— Excerpted records —
--

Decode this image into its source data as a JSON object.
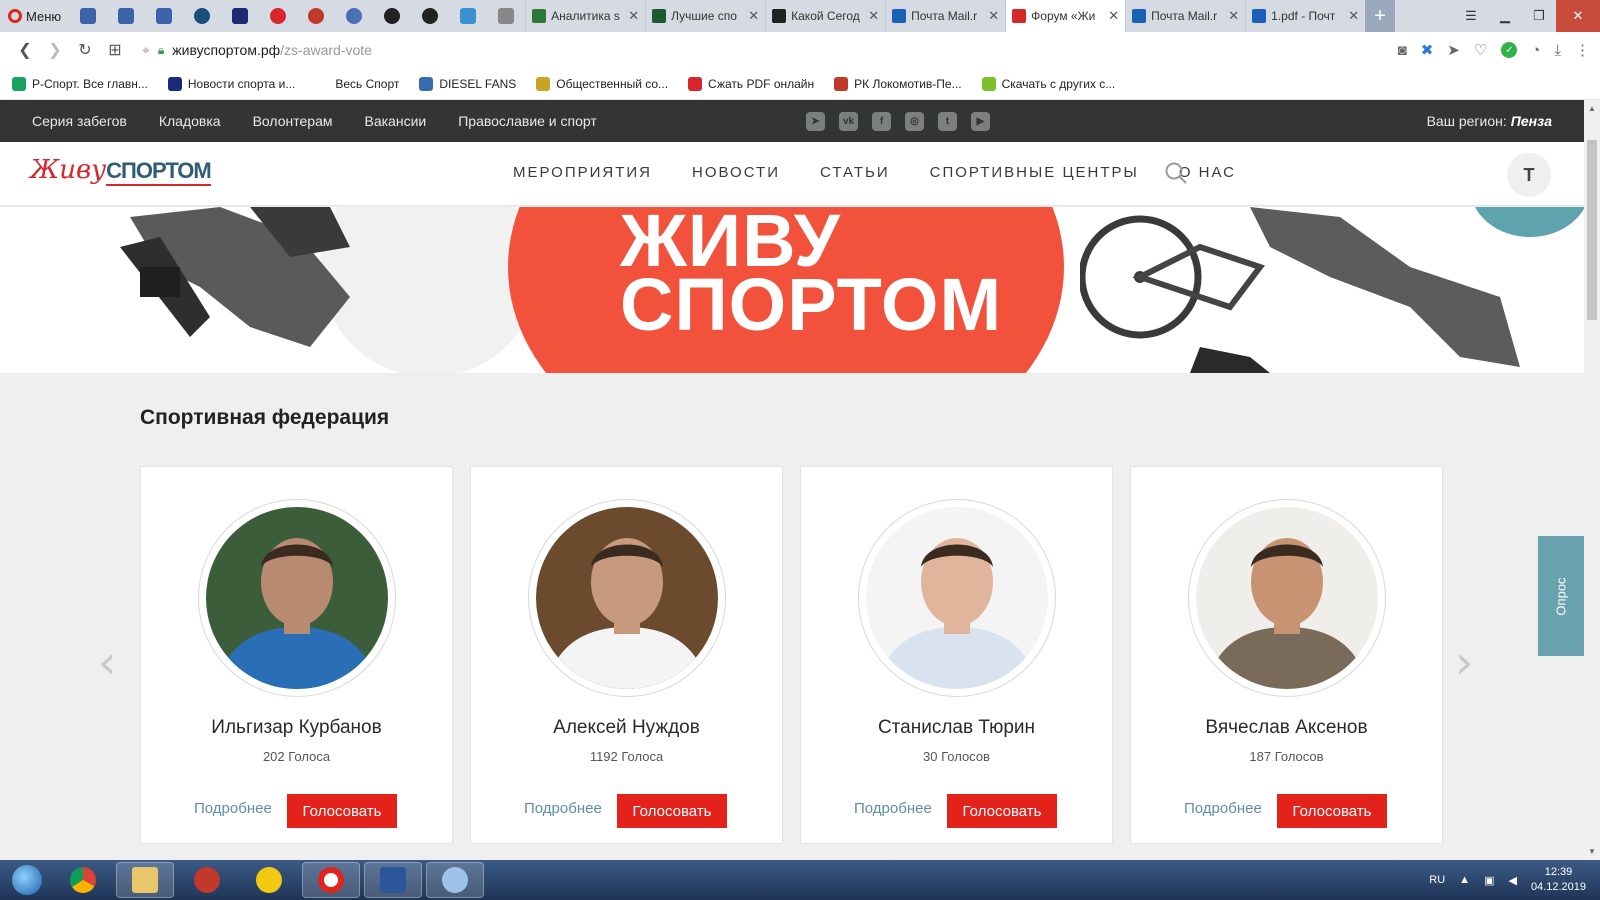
{
  "browser": {
    "menu_label": "Меню",
    "tabs": [
      {
        "title": "Аналитика s",
        "color": "#2b7a3a"
      },
      {
        "title": "Лучшие спо",
        "color": "#1d5a2e"
      },
      {
        "title": "Какой Сегод",
        "color": "#222222"
      },
      {
        "title": "Почта Mail.r",
        "color": "#1a5fb4"
      },
      {
        "title": "Форум «Жи",
        "color": "#d8262d"
      },
      {
        "title": "Почта Mail.r",
        "color": "#1a5fb4"
      },
      {
        "title": "1.pdf - Почт",
        "color": "#1a5fb4"
      }
    ],
    "active_tab_index": 4,
    "url_host": "живуспортом.рф",
    "url_path": "/zs-award-vote",
    "bookmarks": [
      {
        "label": "Р-Спорт. Все главн...",
        "color": "#1aa260"
      },
      {
        "label": "Новости спорта и...",
        "color": "#1b2a7a"
      },
      {
        "label": "Весь Спорт",
        "color": "#ffffff"
      },
      {
        "label": "DIESEL FANS",
        "color": "#3a6ab0"
      },
      {
        "label": "Общественный со...",
        "color": "#c8a227"
      },
      {
        "label": "Сжать PDF онлайн",
        "color": "#d8262d"
      },
      {
        "label": "РК Локомотив-Пе...",
        "color": "#c0392b"
      },
      {
        "label": "Скачать с других с...",
        "color": "#7bbf2a"
      }
    ]
  },
  "site": {
    "top_links": [
      "Серия забегов",
      "Кладовка",
      "Волонтерам",
      "Вакансии",
      "Православие и спорт"
    ],
    "region_label": "Ваш регион:",
    "region_value": "Пенза",
    "logo_script": "Живу",
    "logo_caps": "СПОРТОМ",
    "nav": [
      "МЕРОПРИЯТИЯ",
      "НОВОСТИ",
      "СТАТЬИ",
      "СПОРТИВНЫЕ ЦЕНТРЫ",
      "О НАС"
    ],
    "user_initial": "Т",
    "banner_line1": "ЖИВУ",
    "banner_line2": "СПОРТОМ"
  },
  "section": {
    "title": "Спортивная федерация",
    "more_label": "Подробнее",
    "vote_label": "Голосовать",
    "candidates": [
      {
        "name": "Ильгизар Курбанов",
        "votes": "202 Голоса",
        "skin": "#b88a72",
        "bg": "#3b5d3a",
        "shirt": "#2a6fb5"
      },
      {
        "name": "Алексей Нуждов",
        "votes": "1192 Голоса",
        "skin": "#c79a7e",
        "bg": "#6c4a2e",
        "shirt": "#f4f4f4"
      },
      {
        "name": "Станислав Тюрин",
        "votes": "30 Голосов",
        "skin": "#e0b59b",
        "bg": "#f4f4f4",
        "shirt": "#d9e3ef"
      },
      {
        "name": "Вячеслав Аксенов",
        "votes": "187 Голосов",
        "skin": "#c79372",
        "bg": "#f0eeea",
        "shirt": "#7a6a5a"
      }
    ]
  },
  "poll_label": "Опрос",
  "taskbar": {
    "lang": "RU",
    "time": "12:39",
    "date": "04.12.2019"
  }
}
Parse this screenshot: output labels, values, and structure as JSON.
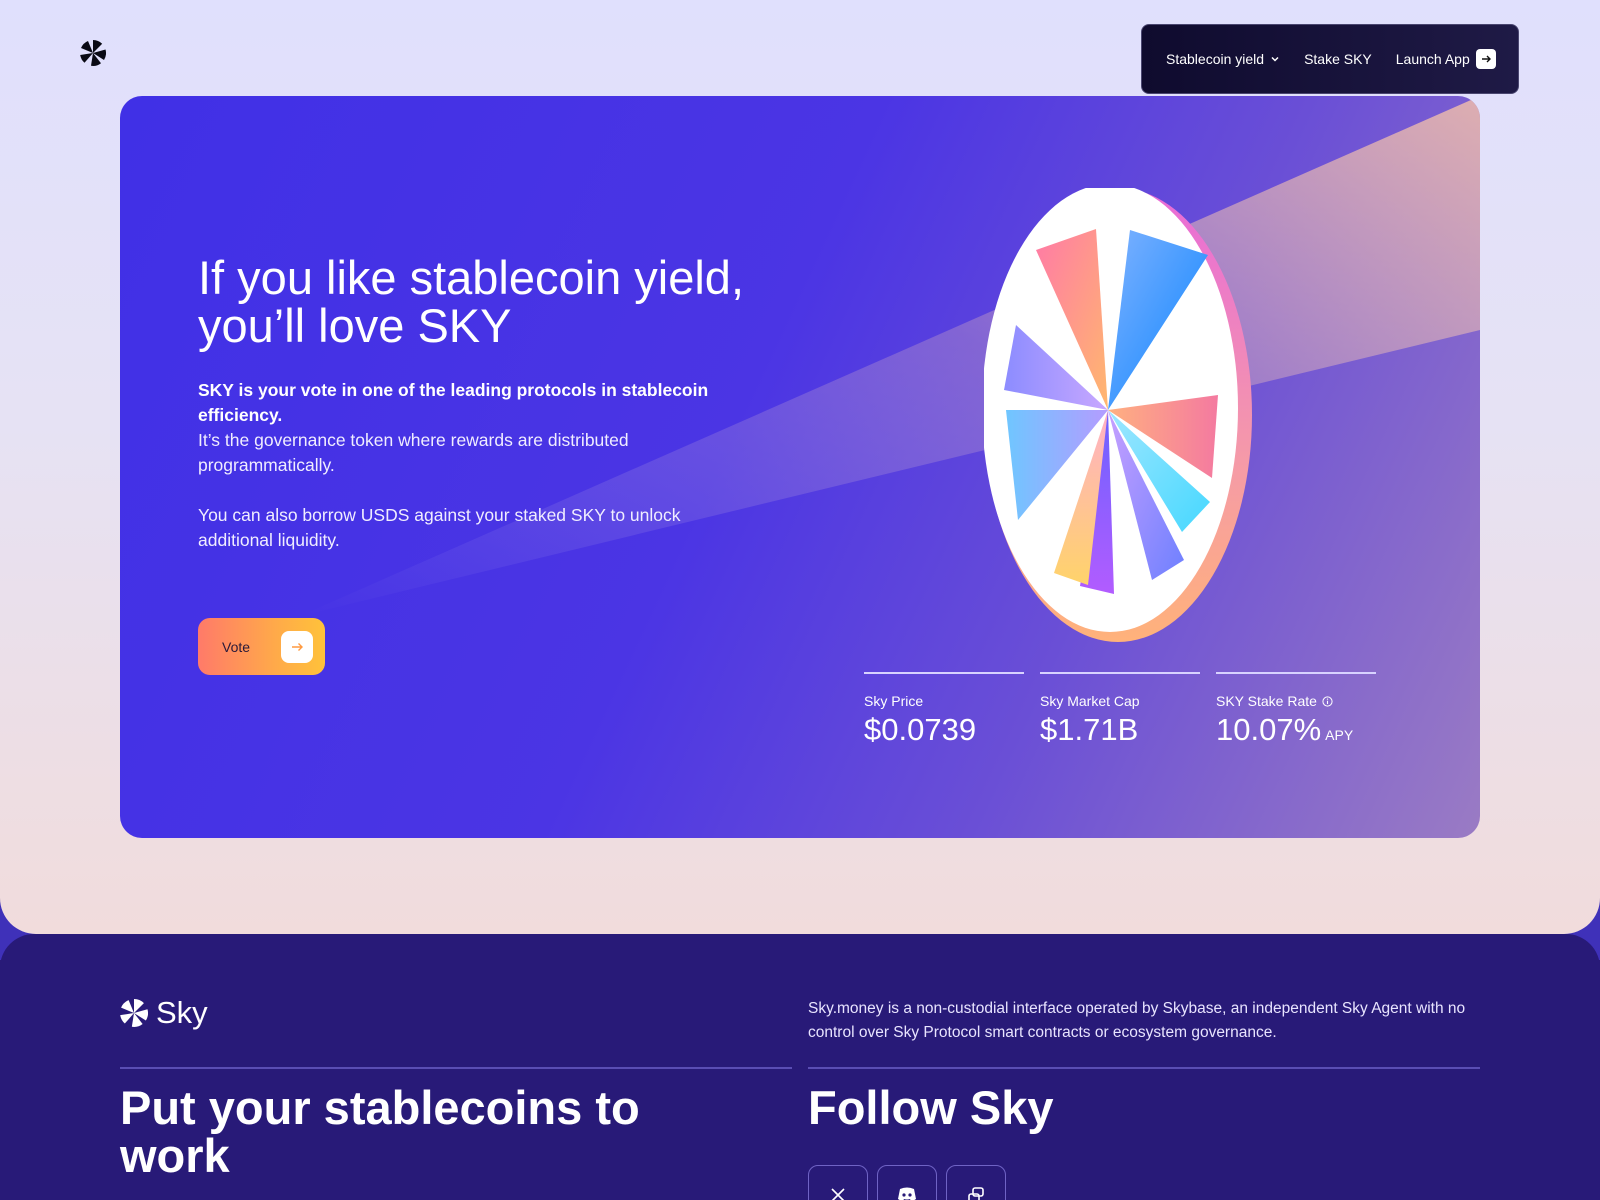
{
  "nav": {
    "stablecoin_yield": "Stablecoin yield",
    "stake_sky": "Stake SKY",
    "launch_app": "Launch App"
  },
  "hero": {
    "title": "If you like stablecoin yield, you’ll love SKY",
    "lead": "SKY is your vote in one of the leading protocols in stablecoin efficiency.",
    "paragraph1": "It’s the governance token where rewards are distributed programmatically.",
    "paragraph2": "You can also borrow USDS against your staked SKY to unlock additional liquidity.",
    "vote_label": "Vote"
  },
  "stats": [
    {
      "label": "Sky Price",
      "value": "$0.0739",
      "unit": ""
    },
    {
      "label": "Sky Market Cap",
      "value": "$1.71B",
      "unit": ""
    },
    {
      "label": "SKY Stake Rate",
      "value": "10.07%",
      "unit": "APY"
    }
  ],
  "footer": {
    "brand": "Sky",
    "disclaimer": "Sky.money is a non-custodial interface operated by Skybase, an independent Sky Agent with no control over Sky Protocol smart contracts or ecosystem governance.",
    "left_heading": "Put your stablecoins to work",
    "right_heading": "Follow Sky",
    "social_icons": [
      "x-icon",
      "discord-icon",
      "link-icon"
    ]
  },
  "colors": {
    "hero_start": "#4030e6",
    "vote_gradient_start": "#ff7a69",
    "vote_gradient_end": "#ffc23a",
    "footer_bg": "#281a78"
  }
}
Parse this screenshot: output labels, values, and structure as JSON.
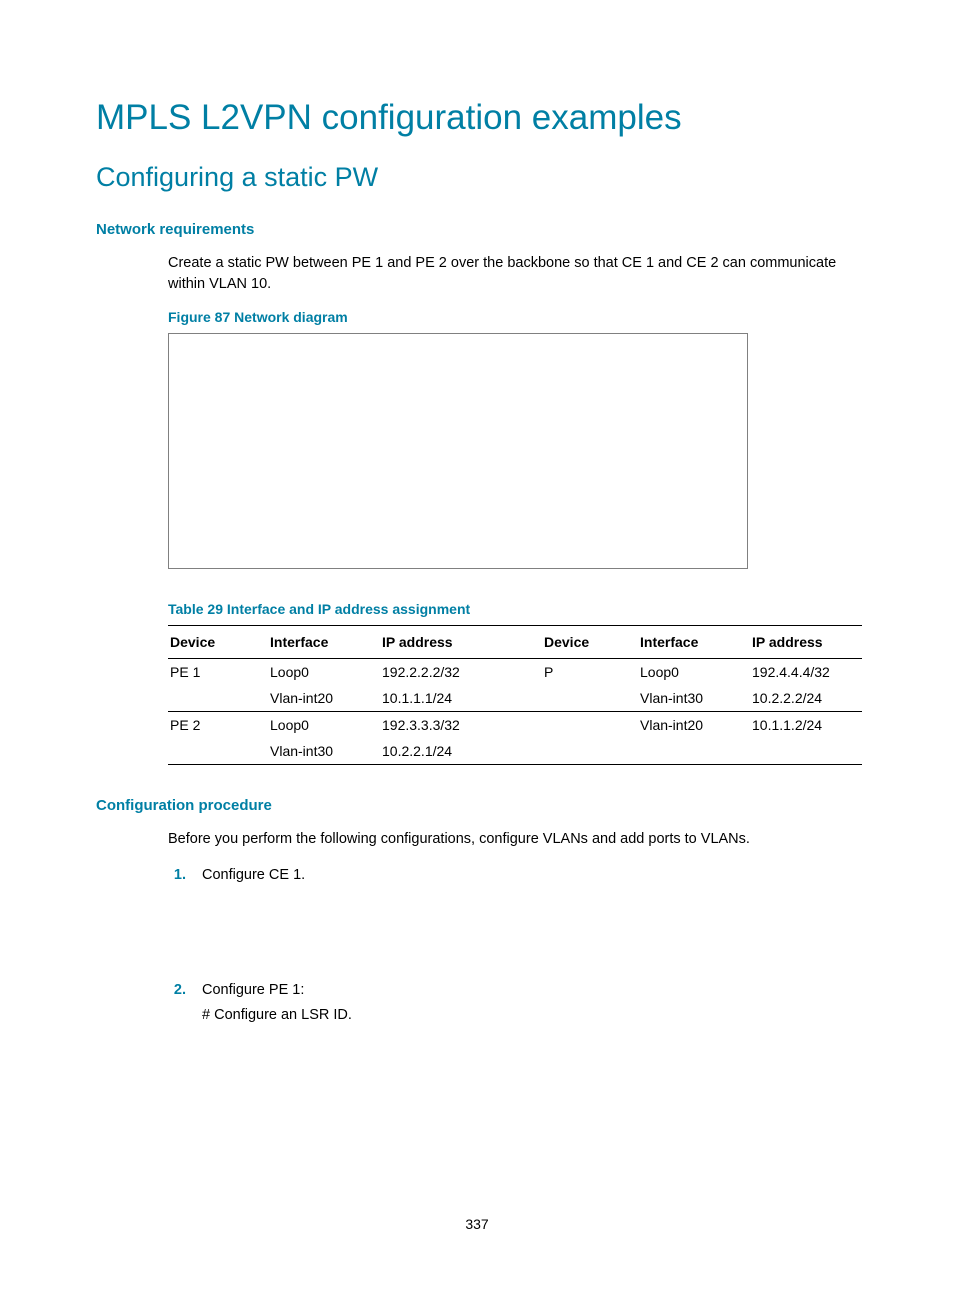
{
  "page_title": "MPLS L2VPN configuration examples",
  "section_title": "Configuring a static PW",
  "subsection1": "Network requirements",
  "body1": "Create a static PW between PE 1 and PE 2 over the backbone so that CE 1 and CE 2 can communicate within VLAN 10.",
  "figure_caption": "Figure 87 Network diagram",
  "table_caption": "Table 29 Interface and IP address assignment",
  "table": {
    "headers": [
      "Device",
      "Interface",
      "IP address",
      "Device",
      "Interface",
      "IP address"
    ],
    "rows": [
      [
        "PE 1",
        "Loop0",
        "192.2.2.2/32",
        "P",
        "Loop0",
        "192.4.4.4/32"
      ],
      [
        "",
        "Vlan-int20",
        "10.1.1.1/24",
        "",
        "Vlan-int30",
        "10.2.2.2/24"
      ],
      [
        "PE 2",
        "Loop0",
        "192.3.3.3/32",
        "",
        "Vlan-int20",
        "10.1.1.2/24"
      ],
      [
        "",
        "Vlan-int30",
        "10.2.2.1/24",
        "",
        "",
        ""
      ]
    ]
  },
  "subsection2": "Configuration procedure",
  "body2": "Before you perform the following configurations, configure VLANs and add ports to VLANs.",
  "steps": {
    "s1": "Configure CE 1.",
    "s2": "Configure PE 1:",
    "s2sub": "# Configure an LSR ID."
  },
  "page_number": "337"
}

--

— What to produce —
Transcribe the records above exactly, omitting every picture they contain.

— Result below —
Decode this image into its source data as a JSON object.
{
  "browser": {
    "menu_label": "Меню",
    "tabs": [
      {
        "title": "Аналитика s",
        "color": "#2b7a3a"
      },
      {
        "title": "Лучшие спо",
        "color": "#1d5a2e"
      },
      {
        "title": "Какой Сегод",
        "color": "#222222"
      },
      {
        "title": "Почта Mail.r",
        "color": "#1a5fb4"
      },
      {
        "title": "Форум «Жи",
        "color": "#d8262d"
      },
      {
        "title": "Почта Mail.r",
        "color": "#1a5fb4"
      },
      {
        "title": "1.pdf - Почт",
        "color": "#1a5fb4"
      }
    ],
    "active_tab_index": 4,
    "url_host": "живуспортом.рф",
    "url_path": "/zs-award-vote",
    "bookmarks": [
      {
        "label": "Р-Спорт. Все главн...",
        "color": "#1aa260"
      },
      {
        "label": "Новости спорта и...",
        "color": "#1b2a7a"
      },
      {
        "label": "Весь Спорт",
        "color": "#ffffff"
      },
      {
        "label": "DIESEL FANS",
        "color": "#3a6ab0"
      },
      {
        "label": "Общественный со...",
        "color": "#c8a227"
      },
      {
        "label": "Сжать PDF онлайн",
        "color": "#d8262d"
      },
      {
        "label": "РК Локомотив-Пе...",
        "color": "#c0392b"
      },
      {
        "label": "Скачать с других с...",
        "color": "#7bbf2a"
      }
    ]
  },
  "site": {
    "top_links": [
      "Серия забегов",
      "Кладовка",
      "Волонтерам",
      "Вакансии",
      "Православие и спорт"
    ],
    "region_label": "Ваш регион:",
    "region_value": "Пенза",
    "logo_script": "Живу",
    "logo_caps": "СПОРТОМ",
    "nav": [
      "МЕРОПРИЯТИЯ",
      "НОВОСТИ",
      "СТАТЬИ",
      "СПОРТИВНЫЕ ЦЕНТРЫ",
      "О НАС"
    ],
    "user_initial": "Т",
    "banner_line1": "ЖИВУ",
    "banner_line2": "СПОРТОМ"
  },
  "section": {
    "title": "Спортивная федерация",
    "more_label": "Подробнее",
    "vote_label": "Голосовать",
    "candidates": [
      {
        "name": "Ильгизар Курбанов",
        "votes": "202 Голоса",
        "skin": "#b88a72",
        "bg": "#3b5d3a",
        "shirt": "#2a6fb5"
      },
      {
        "name": "Алексей Нуждов",
        "votes": "1192 Голоса",
        "skin": "#c79a7e",
        "bg": "#6c4a2e",
        "shirt": "#f4f4f4"
      },
      {
        "name": "Станислав Тюрин",
        "votes": "30 Голосов",
        "skin": "#e0b59b",
        "bg": "#f4f4f4",
        "shirt": "#d9e3ef"
      },
      {
        "name": "Вячеслав Аксенов",
        "votes": "187 Голосов",
        "skin": "#c79372",
        "bg": "#f0eeea",
        "shirt": "#7a6a5a"
      }
    ]
  },
  "poll_label": "Опрос",
  "taskbar": {
    "lang": "RU",
    "time": "12:39",
    "date": "04.12.2019"
  }
}
Parse this screenshot: output labels, values, and structure as JSON.
{
  "nav": {
    "stablecoin_yield": "Stablecoin yield",
    "stake_sky": "Stake SKY",
    "launch_app": "Launch App"
  },
  "hero": {
    "title": "If you like stablecoin yield, you’ll love SKY",
    "lead": "SKY is your vote in one of the leading protocols in stablecoin efficiency.",
    "paragraph1": "It’s the governance token where rewards are distributed programmatically.",
    "paragraph2": "You can also borrow USDS against your staked SKY to unlock additional liquidity.",
    "vote_label": "Vote"
  },
  "stats": [
    {
      "label": "Sky Price",
      "value": "$0.0739",
      "unit": ""
    },
    {
      "label": "Sky Market Cap",
      "value": "$1.71B",
      "unit": ""
    },
    {
      "label": "SKY Stake Rate",
      "value": "10.07%",
      "unit": "APY"
    }
  ],
  "footer": {
    "brand": "Sky",
    "disclaimer": "Sky.money is a non-custodial interface operated by Skybase, an independent Sky Agent with no control over Sky Protocol smart contracts or ecosystem governance.",
    "left_heading": "Put your stablecoins to work",
    "right_heading": "Follow Sky",
    "social_icons": [
      "x-icon",
      "discord-icon",
      "link-icon"
    ]
  },
  "colors": {
    "hero_start": "#4030e6",
    "vote_gradient_start": "#ff7a69",
    "vote_gradient_end": "#ffc23a",
    "footer_bg": "#281a78"
  }
}
Parse this screenshot: output labels, values, and structure as JSON.
{
  "page_title": "MPLS L2VPN configuration examples",
  "section_title": "Configuring a static PW",
  "subsection1": "Network requirements",
  "body1": "Create a static PW between PE 1 and PE 2 over the backbone so that CE 1 and CE 2 can communicate within VLAN 10.",
  "figure_caption": "Figure 87 Network diagram",
  "table_caption": "Table 29 Interface and IP address assignment",
  "table": {
    "headers": [
      "Device",
      "Interface",
      "IP address",
      "Device",
      "Interface",
      "IP address"
    ],
    "rows": [
      [
        "PE 1",
        "Loop0",
        "192.2.2.2/32",
        "P",
        "Loop0",
        "192.4.4.4/32"
      ],
      [
        "",
        "Vlan-int20",
        "10.1.1.1/24",
        "",
        "Vlan-int30",
        "10.2.2.2/24"
      ],
      [
        "PE 2",
        "Loop0",
        "192.3.3.3/32",
        "",
        "Vlan-int20",
        "10.1.1.2/24"
      ],
      [
        "",
        "Vlan-int30",
        "10.2.2.1/24",
        "",
        "",
        ""
      ]
    ]
  },
  "subsection2": "Configuration procedure",
  "body2": "Before you perform the following configurations, configure VLANs and add ports to VLANs.",
  "steps": {
    "s1": "Configure CE 1.",
    "s2": "Configure PE 1:",
    "s2sub": "# Configure an LSR ID."
  },
  "page_number": "337"
}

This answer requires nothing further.